Stored data
--- begin ---

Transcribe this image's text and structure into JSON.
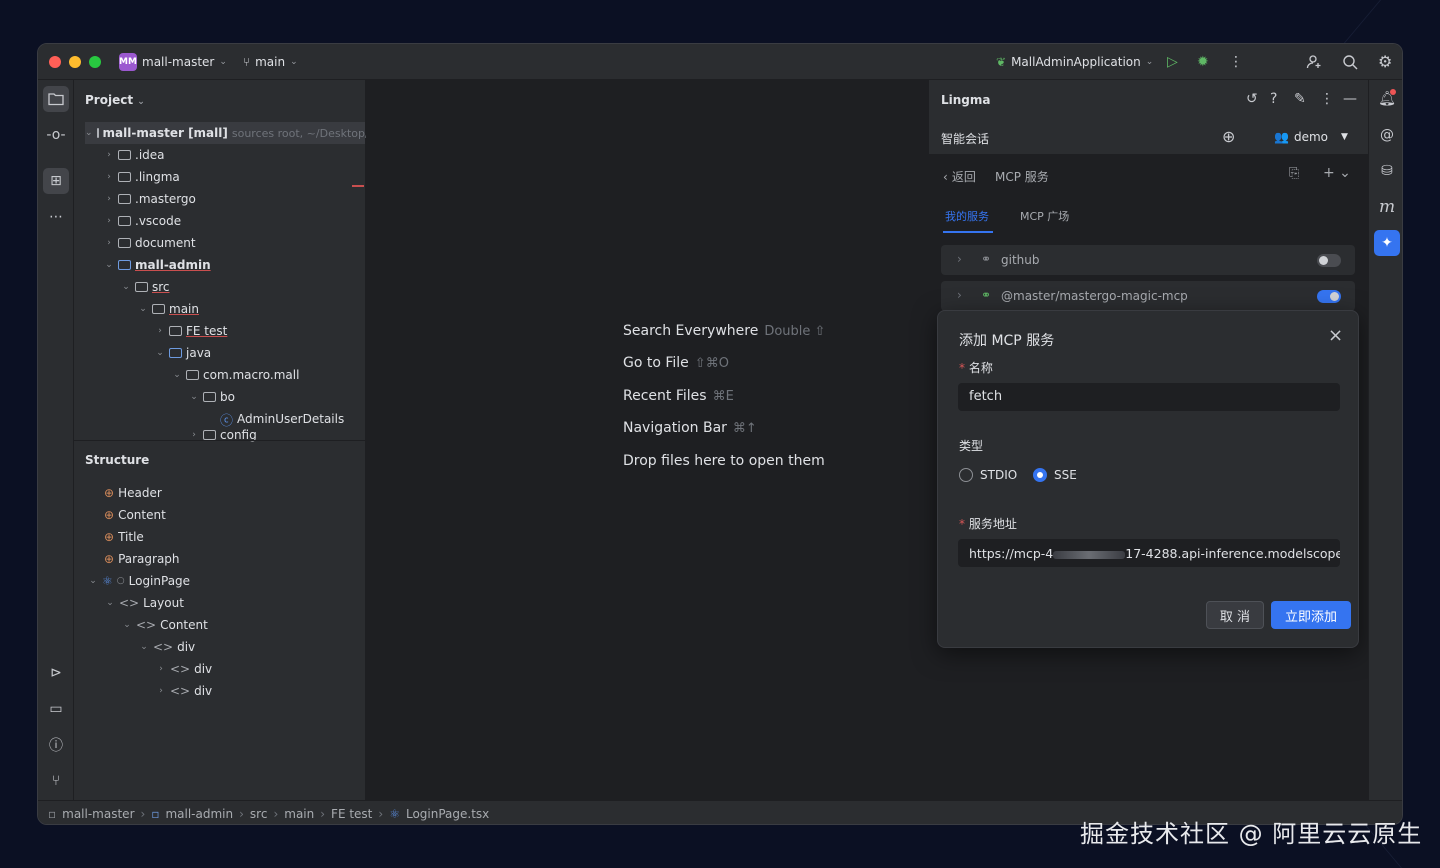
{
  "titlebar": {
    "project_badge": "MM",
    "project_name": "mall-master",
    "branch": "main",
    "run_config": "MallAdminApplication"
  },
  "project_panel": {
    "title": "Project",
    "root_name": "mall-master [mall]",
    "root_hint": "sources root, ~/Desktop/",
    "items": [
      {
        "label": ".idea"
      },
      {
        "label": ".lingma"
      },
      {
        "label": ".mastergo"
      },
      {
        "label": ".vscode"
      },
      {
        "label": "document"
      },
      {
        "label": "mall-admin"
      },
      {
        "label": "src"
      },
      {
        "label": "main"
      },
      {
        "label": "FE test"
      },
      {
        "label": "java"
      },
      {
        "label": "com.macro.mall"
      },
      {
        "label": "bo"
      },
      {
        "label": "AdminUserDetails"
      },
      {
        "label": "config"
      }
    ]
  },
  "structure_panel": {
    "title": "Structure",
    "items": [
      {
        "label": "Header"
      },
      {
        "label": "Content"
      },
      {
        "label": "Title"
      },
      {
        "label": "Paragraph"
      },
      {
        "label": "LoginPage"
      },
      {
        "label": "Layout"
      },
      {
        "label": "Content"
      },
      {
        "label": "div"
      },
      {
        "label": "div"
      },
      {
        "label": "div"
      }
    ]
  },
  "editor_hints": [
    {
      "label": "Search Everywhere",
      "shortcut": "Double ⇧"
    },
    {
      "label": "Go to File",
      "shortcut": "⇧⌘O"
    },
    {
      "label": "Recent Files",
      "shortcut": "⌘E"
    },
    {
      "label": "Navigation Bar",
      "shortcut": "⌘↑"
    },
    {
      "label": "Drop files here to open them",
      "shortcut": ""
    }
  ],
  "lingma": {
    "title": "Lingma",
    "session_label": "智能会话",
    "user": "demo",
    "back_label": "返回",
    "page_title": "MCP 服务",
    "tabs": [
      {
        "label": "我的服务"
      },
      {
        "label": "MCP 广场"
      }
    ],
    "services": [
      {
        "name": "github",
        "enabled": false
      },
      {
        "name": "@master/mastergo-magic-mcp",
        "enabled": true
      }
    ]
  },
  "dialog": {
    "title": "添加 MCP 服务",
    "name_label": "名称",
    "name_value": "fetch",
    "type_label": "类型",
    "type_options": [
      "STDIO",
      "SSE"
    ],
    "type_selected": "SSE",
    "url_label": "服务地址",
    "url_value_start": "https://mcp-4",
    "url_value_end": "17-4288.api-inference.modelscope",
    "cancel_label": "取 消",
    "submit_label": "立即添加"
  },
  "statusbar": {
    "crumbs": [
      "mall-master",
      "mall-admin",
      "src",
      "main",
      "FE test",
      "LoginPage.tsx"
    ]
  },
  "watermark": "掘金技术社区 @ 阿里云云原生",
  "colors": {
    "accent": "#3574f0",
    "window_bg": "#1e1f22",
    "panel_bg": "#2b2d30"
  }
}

--- end ---

**Stated task**
In your copy, repeat each record exactly and include no pictures.

**Correct response**
Transcribe this image's text and structure into JSON.
{
  "titlebar": {
    "project_badge": "MM",
    "project_name": "mall-master",
    "branch": "main",
    "run_config": "MallAdminApplication"
  },
  "project_panel": {
    "title": "Project",
    "root_name": "mall-master [mall]",
    "root_hint": "sources root, ~/Desktop/",
    "items": [
      {
        "label": ".idea"
      },
      {
        "label": ".lingma"
      },
      {
        "label": ".mastergo"
      },
      {
        "label": ".vscode"
      },
      {
        "label": "document"
      },
      {
        "label": "mall-admin"
      },
      {
        "label": "src"
      },
      {
        "label": "main"
      },
      {
        "label": "FE test"
      },
      {
        "label": "java"
      },
      {
        "label": "com.macro.mall"
      },
      {
        "label": "bo"
      },
      {
        "label": "AdminUserDetails"
      },
      {
        "label": "config"
      }
    ]
  },
  "structure_panel": {
    "title": "Structure",
    "items": [
      {
        "label": "Header"
      },
      {
        "label": "Content"
      },
      {
        "label": "Title"
      },
      {
        "label": "Paragraph"
      },
      {
        "label": "LoginPage"
      },
      {
        "label": "Layout"
      },
      {
        "label": "Content"
      },
      {
        "label": "div"
      },
      {
        "label": "div"
      },
      {
        "label": "div"
      }
    ]
  },
  "editor_hints": [
    {
      "label": "Search Everywhere",
      "shortcut": "Double ⇧"
    },
    {
      "label": "Go to File",
      "shortcut": "⇧⌘O"
    },
    {
      "label": "Recent Files",
      "shortcut": "⌘E"
    },
    {
      "label": "Navigation Bar",
      "shortcut": "⌘↑"
    },
    {
      "label": "Drop files here to open them",
      "shortcut": ""
    }
  ],
  "lingma": {
    "title": "Lingma",
    "session_label": "智能会话",
    "user": "demo",
    "back_label": "返回",
    "page_title": "MCP 服务",
    "tabs": [
      {
        "label": "我的服务"
      },
      {
        "label": "MCP 广场"
      }
    ],
    "services": [
      {
        "name": "github",
        "enabled": false
      },
      {
        "name": "@master/mastergo-magic-mcp",
        "enabled": true
      }
    ]
  },
  "dialog": {
    "title": "添加 MCP 服务",
    "name_label": "名称",
    "name_value": "fetch",
    "type_label": "类型",
    "type_options": [
      "STDIO",
      "SSE"
    ],
    "type_selected": "SSE",
    "url_label": "服务地址",
    "url_value_start": "https://mcp-4",
    "url_value_end": "17-4288.api-inference.modelscope",
    "cancel_label": "取 消",
    "submit_label": "立即添加"
  },
  "statusbar": {
    "crumbs": [
      "mall-master",
      "mall-admin",
      "src",
      "main",
      "FE test",
      "LoginPage.tsx"
    ]
  },
  "watermark": "掘金技术社区 @ 阿里云云原生",
  "colors": {
    "accent": "#3574f0",
    "window_bg": "#1e1f22",
    "panel_bg": "#2b2d30"
  }
}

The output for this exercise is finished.